Provided material:
^^^^^^^^

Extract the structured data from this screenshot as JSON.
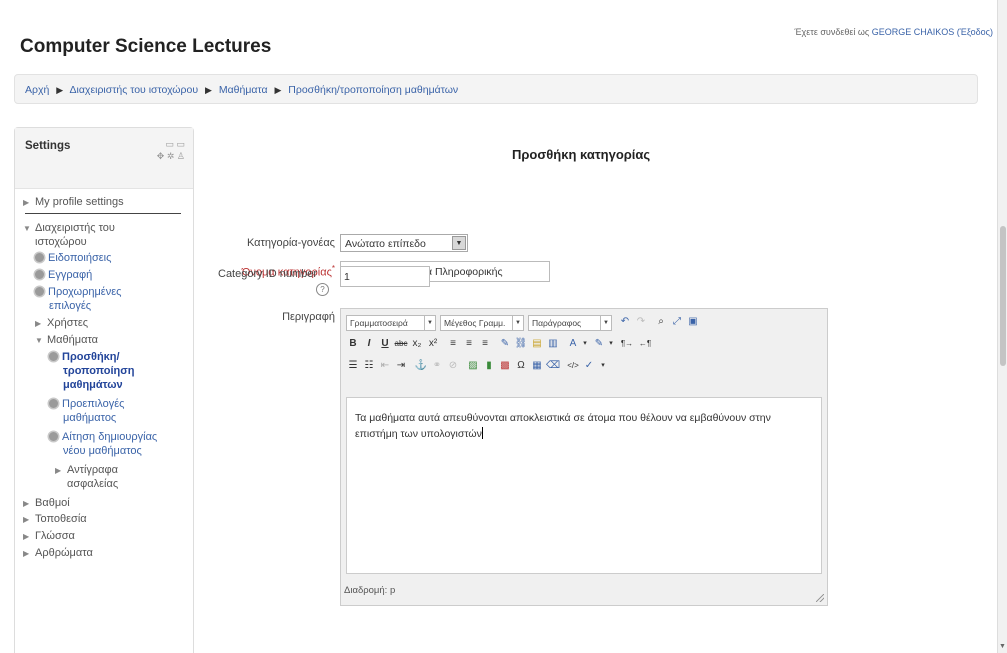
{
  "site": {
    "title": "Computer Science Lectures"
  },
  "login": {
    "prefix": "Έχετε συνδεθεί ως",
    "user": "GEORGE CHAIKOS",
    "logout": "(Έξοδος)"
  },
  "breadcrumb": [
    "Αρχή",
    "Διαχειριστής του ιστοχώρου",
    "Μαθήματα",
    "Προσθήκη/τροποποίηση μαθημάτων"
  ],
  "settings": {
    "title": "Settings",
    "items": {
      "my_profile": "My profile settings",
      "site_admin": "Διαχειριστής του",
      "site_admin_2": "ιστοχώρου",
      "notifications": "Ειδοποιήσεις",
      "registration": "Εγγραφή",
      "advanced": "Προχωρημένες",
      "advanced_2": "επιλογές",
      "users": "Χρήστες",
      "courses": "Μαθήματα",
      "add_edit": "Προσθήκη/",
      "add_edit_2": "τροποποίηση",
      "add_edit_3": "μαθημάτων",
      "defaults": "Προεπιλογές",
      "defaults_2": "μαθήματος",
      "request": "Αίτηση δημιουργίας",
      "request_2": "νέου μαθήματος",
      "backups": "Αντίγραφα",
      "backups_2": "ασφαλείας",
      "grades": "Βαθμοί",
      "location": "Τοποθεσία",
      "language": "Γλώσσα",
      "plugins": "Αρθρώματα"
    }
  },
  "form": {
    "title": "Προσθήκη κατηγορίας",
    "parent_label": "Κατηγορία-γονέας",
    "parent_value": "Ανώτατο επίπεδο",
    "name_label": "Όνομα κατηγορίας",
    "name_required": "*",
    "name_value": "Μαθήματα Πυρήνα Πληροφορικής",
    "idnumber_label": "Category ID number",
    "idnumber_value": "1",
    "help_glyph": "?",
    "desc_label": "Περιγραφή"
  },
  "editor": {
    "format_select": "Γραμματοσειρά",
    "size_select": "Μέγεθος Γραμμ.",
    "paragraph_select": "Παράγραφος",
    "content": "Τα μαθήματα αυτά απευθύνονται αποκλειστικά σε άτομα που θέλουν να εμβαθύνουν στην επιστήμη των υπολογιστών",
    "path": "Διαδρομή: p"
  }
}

^^^^^^^^

Stated exercise: Extract all the entries word for word; omit any pictures.

Answer to this task:
Extract the structured data from this screenshot as JSON.
{
  "site": {
    "title": "Computer Science Lectures"
  },
  "login": {
    "prefix": "Έχετε συνδεθεί ως",
    "user": "GEORGE CHAIKOS",
    "logout": "(Έξοδος)"
  },
  "breadcrumb": [
    "Αρχή",
    "Διαχειριστής του ιστοχώρου",
    "Μαθήματα",
    "Προσθήκη/τροποποίηση μαθημάτων"
  ],
  "settings": {
    "title": "Settings",
    "items": {
      "my_profile": "My profile settings",
      "site_admin": "Διαχειριστής του",
      "site_admin_2": "ιστοχώρου",
      "notifications": "Ειδοποιήσεις",
      "registration": "Εγγραφή",
      "advanced": "Προχωρημένες",
      "advanced_2": "επιλογές",
      "users": "Χρήστες",
      "courses": "Μαθήματα",
      "add_edit": "Προσθήκη/",
      "add_edit_2": "τροποποίηση",
      "add_edit_3": "μαθημάτων",
      "defaults": "Προεπιλογές",
      "defaults_2": "μαθήματος",
      "request": "Αίτηση δημιουργίας",
      "request_2": "νέου μαθήματος",
      "backups": "Αντίγραφα",
      "backups_2": "ασφαλείας",
      "grades": "Βαθμοί",
      "location": "Τοποθεσία",
      "language": "Γλώσσα",
      "plugins": "Αρθρώματα"
    }
  },
  "form": {
    "title": "Προσθήκη κατηγορίας",
    "parent_label": "Κατηγορία-γονέας",
    "parent_value": "Ανώτατο επίπεδο",
    "name_label": "Όνομα κατηγορίας",
    "name_required": "*",
    "name_value": "Μαθήματα Πυρήνα Πληροφορικής",
    "idnumber_label": "Category ID number",
    "idnumber_value": "1",
    "help_glyph": "?",
    "desc_label": "Περιγραφή"
  },
  "editor": {
    "format_select": "Γραμματοσειρά",
    "size_select": "Μέγεθος Γραμμ.",
    "paragraph_select": "Παράγραφος",
    "content": "Τα μαθήματα αυτά απευθύνονται αποκλειστικά σε άτομα που θέλουν να εμβαθύνουν στην επιστήμη των υπολογιστών",
    "path": "Διαδρομή: p"
  }
}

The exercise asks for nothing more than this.